* [What the task requires] Leave every picture out and write out the records below exactly.

* [Records for processing]
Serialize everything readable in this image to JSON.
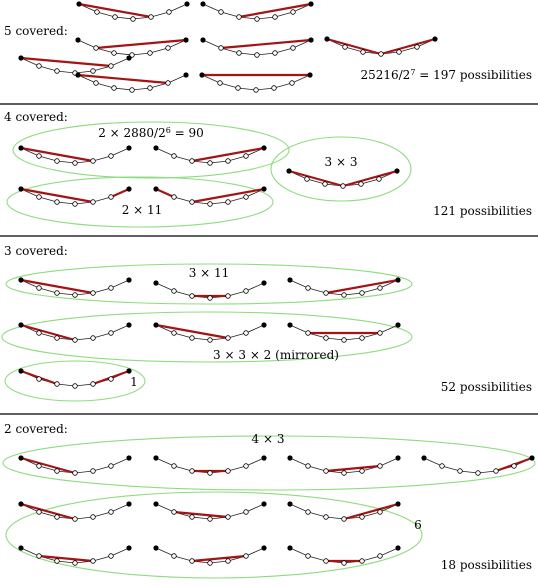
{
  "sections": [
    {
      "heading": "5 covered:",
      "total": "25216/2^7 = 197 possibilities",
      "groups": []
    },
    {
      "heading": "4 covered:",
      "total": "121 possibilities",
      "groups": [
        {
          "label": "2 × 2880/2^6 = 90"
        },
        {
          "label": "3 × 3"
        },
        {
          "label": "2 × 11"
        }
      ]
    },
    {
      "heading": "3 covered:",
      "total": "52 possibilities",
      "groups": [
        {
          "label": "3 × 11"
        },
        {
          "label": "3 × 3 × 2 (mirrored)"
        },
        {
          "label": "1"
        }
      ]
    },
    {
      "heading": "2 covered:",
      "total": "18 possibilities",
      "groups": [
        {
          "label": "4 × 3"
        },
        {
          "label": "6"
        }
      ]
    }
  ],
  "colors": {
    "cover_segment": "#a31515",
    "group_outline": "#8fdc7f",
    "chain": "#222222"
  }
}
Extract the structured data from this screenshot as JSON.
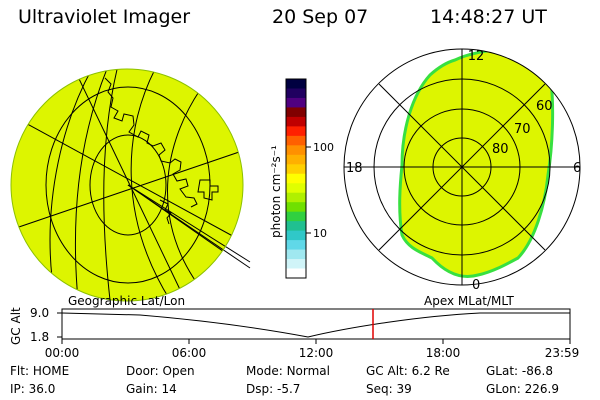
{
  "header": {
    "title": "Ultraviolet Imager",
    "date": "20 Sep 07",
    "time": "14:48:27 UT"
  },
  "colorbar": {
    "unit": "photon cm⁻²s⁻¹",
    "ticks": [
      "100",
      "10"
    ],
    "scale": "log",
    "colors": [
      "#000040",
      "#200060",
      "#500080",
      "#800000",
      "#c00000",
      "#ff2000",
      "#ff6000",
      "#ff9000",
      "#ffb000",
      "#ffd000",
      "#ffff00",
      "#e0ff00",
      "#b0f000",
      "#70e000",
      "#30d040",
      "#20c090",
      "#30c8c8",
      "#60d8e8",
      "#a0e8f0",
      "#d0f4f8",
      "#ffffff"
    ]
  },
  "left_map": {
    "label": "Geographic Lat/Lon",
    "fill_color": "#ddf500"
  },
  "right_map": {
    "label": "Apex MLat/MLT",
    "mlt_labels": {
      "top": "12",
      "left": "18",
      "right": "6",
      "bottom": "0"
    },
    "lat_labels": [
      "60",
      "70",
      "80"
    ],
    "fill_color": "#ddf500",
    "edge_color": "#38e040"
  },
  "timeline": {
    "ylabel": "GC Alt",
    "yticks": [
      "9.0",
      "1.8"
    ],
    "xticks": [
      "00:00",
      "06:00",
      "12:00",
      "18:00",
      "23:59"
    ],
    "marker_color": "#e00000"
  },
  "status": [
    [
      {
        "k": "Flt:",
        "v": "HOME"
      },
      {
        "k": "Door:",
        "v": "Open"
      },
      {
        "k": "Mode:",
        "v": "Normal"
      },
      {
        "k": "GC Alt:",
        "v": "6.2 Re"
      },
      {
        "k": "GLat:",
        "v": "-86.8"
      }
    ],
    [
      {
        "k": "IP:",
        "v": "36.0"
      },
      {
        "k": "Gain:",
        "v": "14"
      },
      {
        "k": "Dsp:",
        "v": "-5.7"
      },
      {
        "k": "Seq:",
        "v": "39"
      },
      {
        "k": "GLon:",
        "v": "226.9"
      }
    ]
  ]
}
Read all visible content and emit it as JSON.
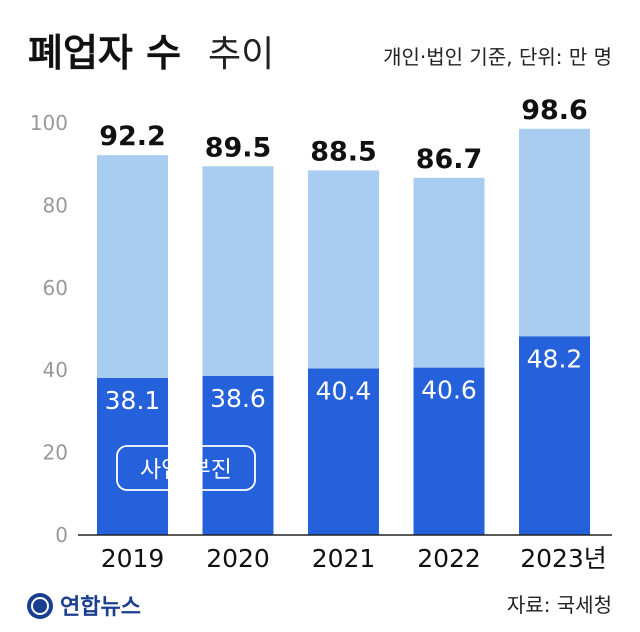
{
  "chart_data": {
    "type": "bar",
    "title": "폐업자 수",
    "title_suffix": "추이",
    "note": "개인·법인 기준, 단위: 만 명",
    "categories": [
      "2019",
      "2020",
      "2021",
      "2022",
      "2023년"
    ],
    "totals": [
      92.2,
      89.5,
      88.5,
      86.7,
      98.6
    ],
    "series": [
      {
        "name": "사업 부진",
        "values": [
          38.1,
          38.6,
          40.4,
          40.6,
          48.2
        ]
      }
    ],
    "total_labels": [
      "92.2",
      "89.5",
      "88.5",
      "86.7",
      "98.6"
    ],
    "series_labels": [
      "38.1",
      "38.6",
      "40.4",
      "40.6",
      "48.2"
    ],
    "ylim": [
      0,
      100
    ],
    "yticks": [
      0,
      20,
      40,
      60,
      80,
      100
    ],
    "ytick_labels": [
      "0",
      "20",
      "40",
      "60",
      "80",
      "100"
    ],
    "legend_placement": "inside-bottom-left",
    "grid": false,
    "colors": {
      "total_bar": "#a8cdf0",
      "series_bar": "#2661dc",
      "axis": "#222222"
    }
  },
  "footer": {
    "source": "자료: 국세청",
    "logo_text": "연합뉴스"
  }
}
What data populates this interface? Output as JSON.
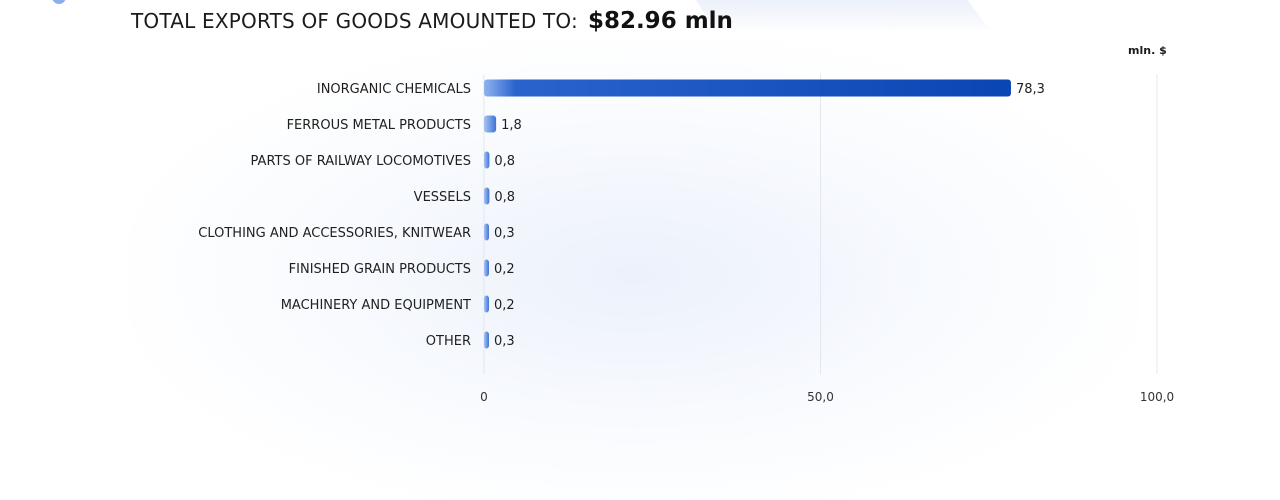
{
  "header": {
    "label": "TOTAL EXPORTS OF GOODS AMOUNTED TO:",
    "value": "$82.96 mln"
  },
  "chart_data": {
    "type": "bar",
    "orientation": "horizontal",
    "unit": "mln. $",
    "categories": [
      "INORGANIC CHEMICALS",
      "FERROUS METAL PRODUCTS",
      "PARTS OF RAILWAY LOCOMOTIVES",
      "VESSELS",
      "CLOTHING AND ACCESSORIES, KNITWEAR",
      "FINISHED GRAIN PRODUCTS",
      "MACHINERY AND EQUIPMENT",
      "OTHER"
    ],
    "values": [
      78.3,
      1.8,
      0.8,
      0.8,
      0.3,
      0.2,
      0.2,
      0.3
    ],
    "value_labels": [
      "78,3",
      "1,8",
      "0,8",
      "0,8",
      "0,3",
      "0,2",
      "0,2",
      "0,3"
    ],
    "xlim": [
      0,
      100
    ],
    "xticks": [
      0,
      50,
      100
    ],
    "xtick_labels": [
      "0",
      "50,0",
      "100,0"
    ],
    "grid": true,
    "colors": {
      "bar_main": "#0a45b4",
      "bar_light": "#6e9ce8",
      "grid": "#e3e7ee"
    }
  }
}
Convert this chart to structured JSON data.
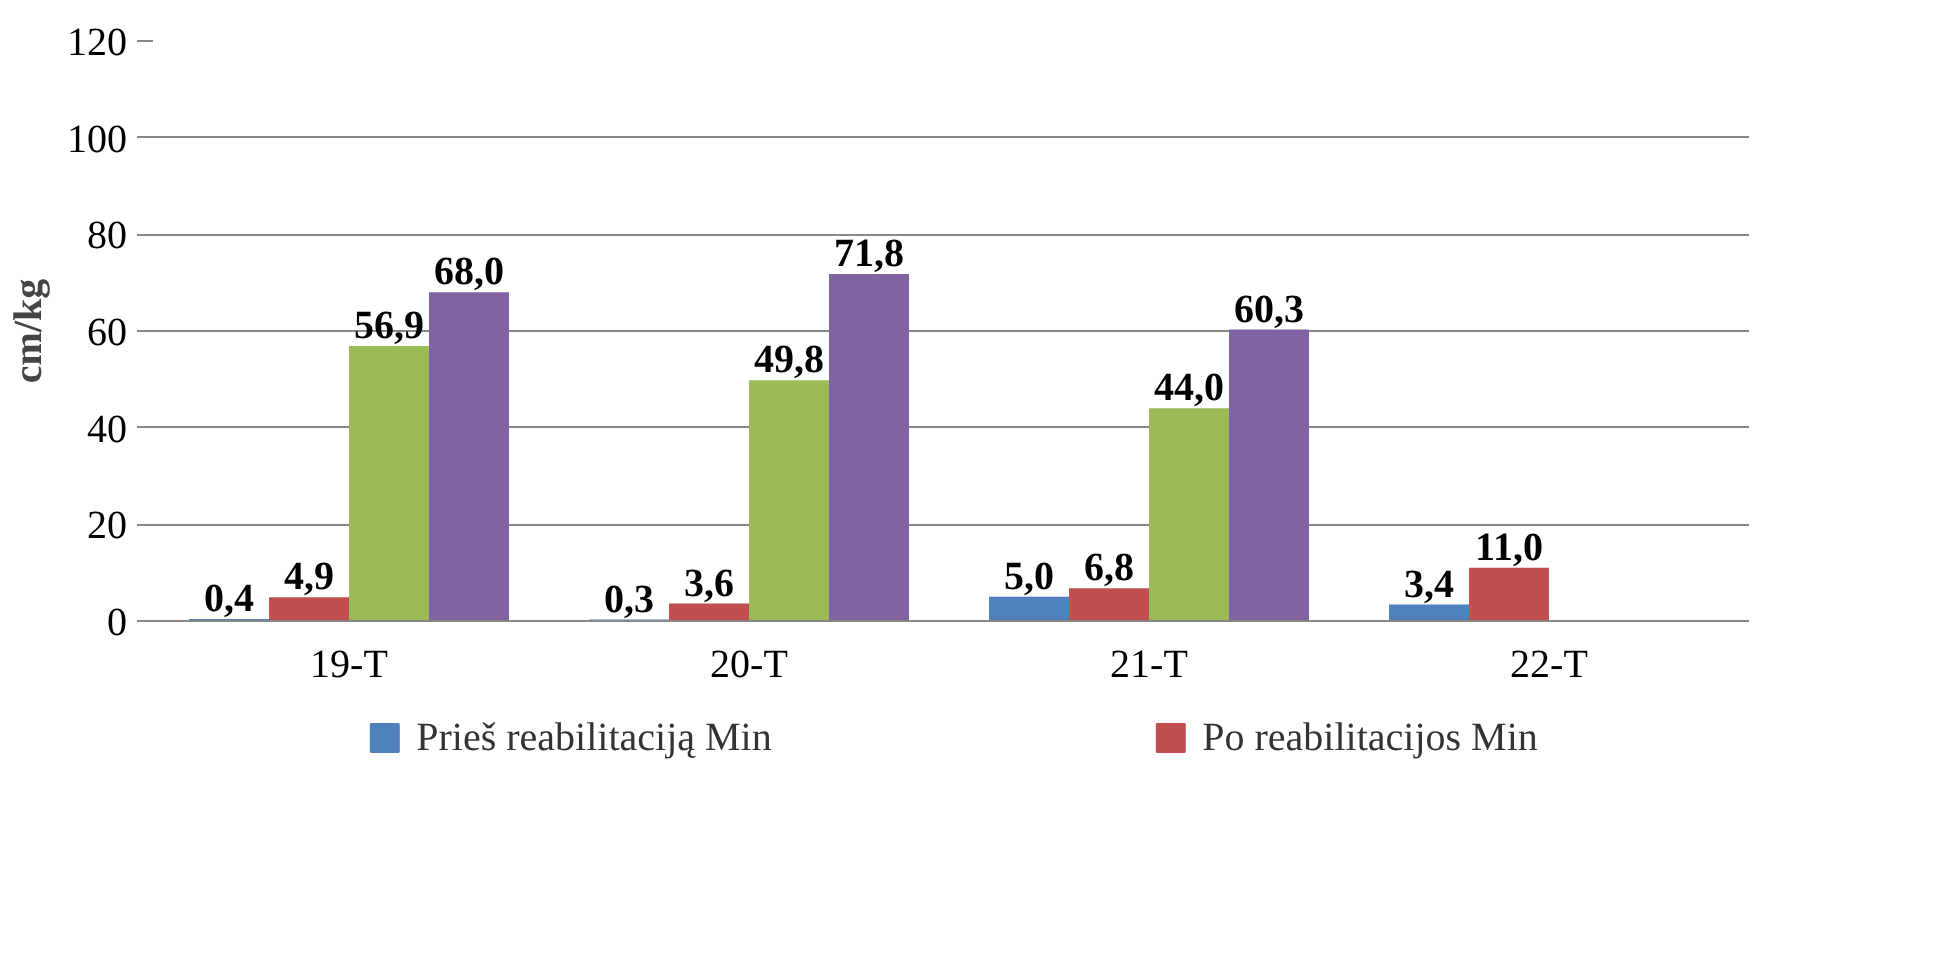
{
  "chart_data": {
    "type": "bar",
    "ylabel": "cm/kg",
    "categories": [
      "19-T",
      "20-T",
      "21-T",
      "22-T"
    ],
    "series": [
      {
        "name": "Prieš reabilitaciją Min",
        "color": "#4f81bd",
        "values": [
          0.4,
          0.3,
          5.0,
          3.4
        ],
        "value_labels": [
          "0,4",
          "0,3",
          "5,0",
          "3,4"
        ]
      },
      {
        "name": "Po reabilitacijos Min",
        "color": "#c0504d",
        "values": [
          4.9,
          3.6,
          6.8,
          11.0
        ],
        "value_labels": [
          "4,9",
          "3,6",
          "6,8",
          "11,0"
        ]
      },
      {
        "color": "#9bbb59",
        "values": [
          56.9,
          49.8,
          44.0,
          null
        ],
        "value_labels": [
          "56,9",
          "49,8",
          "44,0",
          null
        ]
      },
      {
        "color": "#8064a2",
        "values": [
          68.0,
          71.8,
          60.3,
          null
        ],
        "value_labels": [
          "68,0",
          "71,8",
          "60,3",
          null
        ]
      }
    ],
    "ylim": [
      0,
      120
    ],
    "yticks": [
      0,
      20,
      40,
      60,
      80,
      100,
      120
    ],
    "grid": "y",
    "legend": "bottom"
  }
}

* [Solution to this task]
Serialize everything readable in this image to JSON.
{
  "sections": [
    {
      "heading": "5 covered:",
      "total": "25216/2^7 = 197 possibilities",
      "groups": []
    },
    {
      "heading": "4 covered:",
      "total": "121 possibilities",
      "groups": [
        {
          "label": "2 × 2880/2^6 = 90"
        },
        {
          "label": "3 × 3"
        },
        {
          "label": "2 × 11"
        }
      ]
    },
    {
      "heading": "3 covered:",
      "total": "52 possibilities",
      "groups": [
        {
          "label": "3 × 11"
        },
        {
          "label": "3 × 3 × 2 (mirrored)"
        },
        {
          "label": "1"
        }
      ]
    },
    {
      "heading": "2 covered:",
      "total": "18 possibilities",
      "groups": [
        {
          "label": "4 × 3"
        },
        {
          "label": "6"
        }
      ]
    }
  ],
  "colors": {
    "cover_segment": "#a31515",
    "group_outline": "#8fdc7f",
    "chain": "#222222"
  }
}
Extract the structured data from this screenshot as JSON.
{
  "header": {
    "title": "Ultraviolet Imager",
    "date": "20 Sep 07",
    "time": "14:48:27 UT"
  },
  "colorbar": {
    "unit": "photon cm⁻²s⁻¹",
    "ticks": [
      "100",
      "10"
    ],
    "scale": "log",
    "colors": [
      "#000040",
      "#200060",
      "#500080",
      "#800000",
      "#c00000",
      "#ff2000",
      "#ff6000",
      "#ff9000",
      "#ffb000",
      "#ffd000",
      "#ffff00",
      "#e0ff00",
      "#b0f000",
      "#70e000",
      "#30d040",
      "#20c090",
      "#30c8c8",
      "#60d8e8",
      "#a0e8f0",
      "#d0f4f8",
      "#ffffff"
    ]
  },
  "left_map": {
    "label": "Geographic Lat/Lon",
    "fill_color": "#ddf500"
  },
  "right_map": {
    "label": "Apex MLat/MLT",
    "mlt_labels": {
      "top": "12",
      "left": "18",
      "right": "6",
      "bottom": "0"
    },
    "lat_labels": [
      "60",
      "70",
      "80"
    ],
    "fill_color": "#ddf500",
    "edge_color": "#38e040"
  },
  "timeline": {
    "ylabel": "GC Alt",
    "yticks": [
      "9.0",
      "1.8"
    ],
    "xticks": [
      "00:00",
      "06:00",
      "12:00",
      "18:00",
      "23:59"
    ],
    "marker_color": "#e00000"
  },
  "status": [
    [
      {
        "k": "Flt:",
        "v": "HOME"
      },
      {
        "k": "Door:",
        "v": "Open"
      },
      {
        "k": "Mode:",
        "v": "Normal"
      },
      {
        "k": "GC Alt:",
        "v": "6.2 Re"
      },
      {
        "k": "GLat:",
        "v": "-86.8"
      }
    ],
    [
      {
        "k": "IP:",
        "v": "36.0"
      },
      {
        "k": "Gain:",
        "v": "14"
      },
      {
        "k": "Dsp:",
        "v": "-5.7"
      },
      {
        "k": "Seq:",
        "v": "39"
      },
      {
        "k": "GLon:",
        "v": "226.9"
      }
    ]
  ]
}
Read all visible content and emit it as JSON.
{
  "chart_data": {
    "type": "bar",
    "title": "폐업자 수",
    "title_suffix": "추이",
    "note": "개인·법인 기준, 단위: 만 명",
    "categories": [
      "2019",
      "2020",
      "2021",
      "2022",
      "2023년"
    ],
    "totals": [
      92.2,
      89.5,
      88.5,
      86.7,
      98.6
    ],
    "series": [
      {
        "name": "사업 부진",
        "values": [
          38.1,
          38.6,
          40.4,
          40.6,
          48.2
        ]
      }
    ],
    "total_labels": [
      "92.2",
      "89.5",
      "88.5",
      "86.7",
      "98.6"
    ],
    "series_labels": [
      "38.1",
      "38.6",
      "40.4",
      "40.6",
      "48.2"
    ],
    "ylim": [
      0,
      100
    ],
    "yticks": [
      0,
      20,
      40,
      60,
      80,
      100
    ],
    "ytick_labels": [
      "0",
      "20",
      "40",
      "60",
      "80",
      "100"
    ],
    "legend_placement": "inside-bottom-left",
    "grid": false,
    "colors": {
      "total_bar": "#a8cdf0",
      "series_bar": "#2661dc",
      "axis": "#222222"
    }
  },
  "footer": {
    "source": "자료: 국세청",
    "logo_text": "연합뉴스"
  }
}
What data populates this interface? Output as JSON.
{
  "header": {
    "label": "TOTAL EXPORTS OF GOODS AMOUNTED TO:",
    "value": "$82.96 mln"
  },
  "chart_data": {
    "type": "bar",
    "orientation": "horizontal",
    "unit": "mln. $",
    "categories": [
      "INORGANIC CHEMICALS",
      "FERROUS METAL PRODUCTS",
      "PARTS OF RAILWAY LOCOMOTIVES",
      "VESSELS",
      "CLOTHING AND ACCESSORIES, KNITWEAR",
      "FINISHED GRAIN PRODUCTS",
      "MACHINERY AND EQUIPMENT",
      "OTHER"
    ],
    "values": [
      78.3,
      1.8,
      0.8,
      0.8,
      0.3,
      0.2,
      0.2,
      0.3
    ],
    "value_labels": [
      "78,3",
      "1,8",
      "0,8",
      "0,8",
      "0,3",
      "0,2",
      "0,2",
      "0,3"
    ],
    "xlim": [
      0,
      100
    ],
    "xticks": [
      0,
      50,
      100
    ],
    "xtick_labels": [
      "0",
      "50,0",
      "100,0"
    ],
    "grid": true,
    "colors": {
      "bar_main": "#0a45b4",
      "bar_light": "#6e9ce8",
      "grid": "#e3e7ee"
    }
  }
}
Convert this chart to structured JSON data.
{
  "chart_data": {
    "type": "bar",
    "ylabel": "cm/kg",
    "categories": [
      "19-T",
      "20-T",
      "21-T",
      "22-T"
    ],
    "series": [
      {
        "name": "Prieš reabilitaciją Min",
        "color": "#4f81bd",
        "values": [
          0.4,
          0.3,
          5.0,
          3.4
        ],
        "value_labels": [
          "0,4",
          "0,3",
          "5,0",
          "3,4"
        ]
      },
      {
        "name": "Po reabilitacijos Min",
        "color": "#c0504d",
        "values": [
          4.9,
          3.6,
          6.8,
          11.0
        ],
        "value_labels": [
          "4,9",
          "3,6",
          "6,8",
          "11,0"
        ]
      },
      {
        "color": "#9bbb59",
        "values": [
          56.9,
          49.8,
          44.0,
          null
        ],
        "value_labels": [
          "56,9",
          "49,8",
          "44,0",
          null
        ]
      },
      {
        "color": "#8064a2",
        "values": [
          68.0,
          71.8,
          60.3,
          null
        ],
        "value_labels": [
          "68,0",
          "71,8",
          "60,3",
          null
        ]
      }
    ],
    "ylim": [
      0,
      120
    ],
    "yticks": [
      0,
      20,
      40,
      60,
      80,
      100,
      120
    ],
    "grid": "y",
    "legend": "bottom"
  }
}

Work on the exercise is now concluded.